■ DATA ENTRIES
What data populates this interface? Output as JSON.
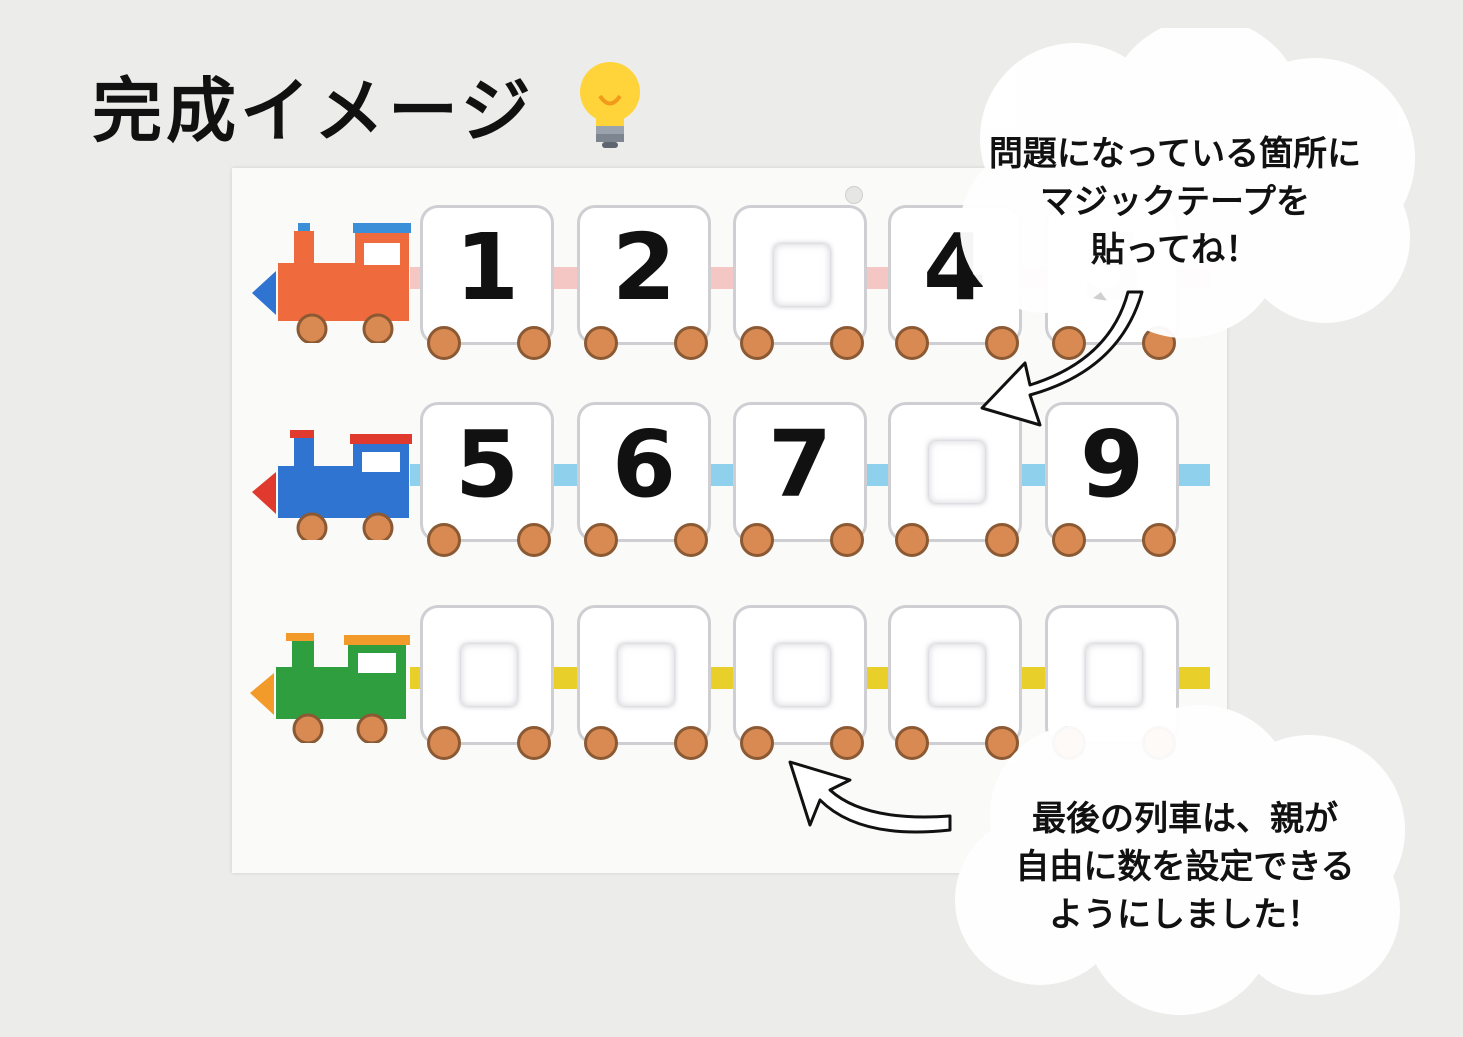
{
  "title": "完成イメージ",
  "title_icon": "lightbulb-icon",
  "rows": [
    {
      "engine_color": "#ef6a3c",
      "connector_color": "#f4c6c4",
      "cars": [
        {
          "number": "1",
          "state": "number"
        },
        {
          "number": "2",
          "state": "number"
        },
        {
          "number": "",
          "state": "velcro"
        },
        {
          "number": "4",
          "state": "number"
        },
        {
          "number": "5",
          "state": "faded"
        }
      ]
    },
    {
      "engine_color": "#2f74d0",
      "connector_color": "#8fd0ec",
      "cars": [
        {
          "number": "5",
          "state": "number"
        },
        {
          "number": "6",
          "state": "number"
        },
        {
          "number": "7",
          "state": "number"
        },
        {
          "number": "",
          "state": "velcro"
        },
        {
          "number": "9",
          "state": "number"
        }
      ]
    },
    {
      "engine_color": "#2e9e3e",
      "connector_color": "#e8cf2a",
      "cars": [
        {
          "number": "",
          "state": "velcro"
        },
        {
          "number": "",
          "state": "velcro"
        },
        {
          "number": "",
          "state": "velcro"
        },
        {
          "number": "",
          "state": "velcro"
        },
        {
          "number": "",
          "state": "velcro"
        }
      ]
    }
  ],
  "callout_top": {
    "lines": [
      "問題になっている箇所に",
      "マジックテープを",
      "貼ってね！"
    ]
  },
  "callout_bottom": {
    "lines": [
      "最後の列車は、親が",
      "自由に数を設定できる",
      "ようにしました！"
    ]
  },
  "colors": {
    "wheel": "#d88a52",
    "car_border": "#cfcfd3"
  }
}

■ STATED PROBLEM
Leave the pictures out and print the records above exactly as they stand.

■ WRITTEN ANSWER
What data populates this interface? Output as JSON.
{
  "title": "完成イメージ",
  "title_icon": "lightbulb-icon",
  "rows": [
    {
      "engine_color": "#ef6a3c",
      "connector_color": "#f4c6c4",
      "cars": [
        {
          "number": "1",
          "state": "number"
        },
        {
          "number": "2",
          "state": "number"
        },
        {
          "number": "",
          "state": "velcro"
        },
        {
          "number": "4",
          "state": "number"
        },
        {
          "number": "5",
          "state": "faded"
        }
      ]
    },
    {
      "engine_color": "#2f74d0",
      "connector_color": "#8fd0ec",
      "cars": [
        {
          "number": "5",
          "state": "number"
        },
        {
          "number": "6",
          "state": "number"
        },
        {
          "number": "7",
          "state": "number"
        },
        {
          "number": "",
          "state": "velcro"
        },
        {
          "number": "9",
          "state": "number"
        }
      ]
    },
    {
      "engine_color": "#2e9e3e",
      "connector_color": "#e8cf2a",
      "cars": [
        {
          "number": "",
          "state": "velcro"
        },
        {
          "number": "",
          "state": "velcro"
        },
        {
          "number": "",
          "state": "velcro"
        },
        {
          "number": "",
          "state": "velcro"
        },
        {
          "number": "",
          "state": "velcro"
        }
      ]
    }
  ],
  "callout_top": {
    "lines": [
      "問題になっている箇所に",
      "マジックテープを",
      "貼ってね！"
    ]
  },
  "callout_bottom": {
    "lines": [
      "最後の列車は、親が",
      "自由に数を設定できる",
      "ようにしました！"
    ]
  },
  "colors": {
    "wheel": "#d88a52",
    "car_border": "#cfcfd3"
  }
}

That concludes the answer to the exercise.